▶ **DIRECTIVE**
Where a line holds the word "BINANCE", copy that line.

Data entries

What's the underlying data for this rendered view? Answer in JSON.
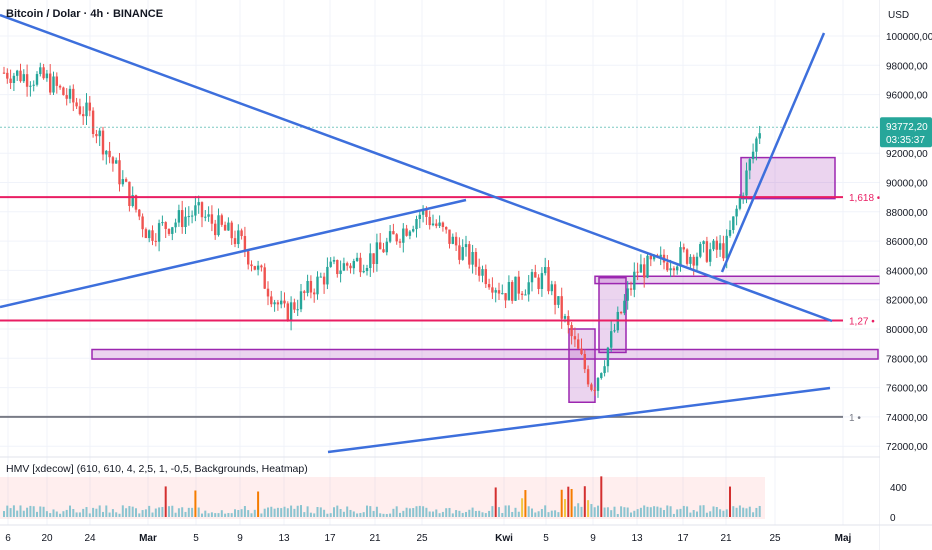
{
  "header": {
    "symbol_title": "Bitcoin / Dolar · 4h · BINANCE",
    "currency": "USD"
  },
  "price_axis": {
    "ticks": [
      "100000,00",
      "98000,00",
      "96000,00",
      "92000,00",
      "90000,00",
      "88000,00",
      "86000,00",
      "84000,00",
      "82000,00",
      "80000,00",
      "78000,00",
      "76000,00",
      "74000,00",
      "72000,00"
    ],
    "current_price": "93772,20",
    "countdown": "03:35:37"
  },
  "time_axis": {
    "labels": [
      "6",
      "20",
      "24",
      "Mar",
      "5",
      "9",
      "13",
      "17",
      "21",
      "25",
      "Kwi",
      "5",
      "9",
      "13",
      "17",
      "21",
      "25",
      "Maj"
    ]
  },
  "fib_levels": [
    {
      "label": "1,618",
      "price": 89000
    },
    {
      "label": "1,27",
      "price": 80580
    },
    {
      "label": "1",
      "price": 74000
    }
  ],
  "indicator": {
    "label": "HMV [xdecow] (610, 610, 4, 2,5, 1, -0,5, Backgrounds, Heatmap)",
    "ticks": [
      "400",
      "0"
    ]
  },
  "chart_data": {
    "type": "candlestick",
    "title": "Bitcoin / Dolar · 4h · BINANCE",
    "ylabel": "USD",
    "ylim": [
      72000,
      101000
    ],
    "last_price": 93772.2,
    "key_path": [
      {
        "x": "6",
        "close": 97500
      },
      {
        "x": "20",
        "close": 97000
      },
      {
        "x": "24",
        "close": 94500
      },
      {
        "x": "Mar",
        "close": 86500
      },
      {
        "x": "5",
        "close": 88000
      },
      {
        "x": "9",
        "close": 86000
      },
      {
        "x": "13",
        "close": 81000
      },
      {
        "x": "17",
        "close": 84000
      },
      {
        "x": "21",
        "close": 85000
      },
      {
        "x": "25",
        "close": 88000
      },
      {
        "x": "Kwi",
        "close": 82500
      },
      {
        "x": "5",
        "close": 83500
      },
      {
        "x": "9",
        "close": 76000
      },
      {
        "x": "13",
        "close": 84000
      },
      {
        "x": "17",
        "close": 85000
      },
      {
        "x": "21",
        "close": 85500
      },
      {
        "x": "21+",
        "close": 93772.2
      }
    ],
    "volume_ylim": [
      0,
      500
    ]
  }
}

▶ **EXERCISE ANSWER**
    "symbol_title": "Bitcoin / Dolar · 4h · BINANCE",
    "title": "Bitcoin / Dolar · 4h · BINANCE",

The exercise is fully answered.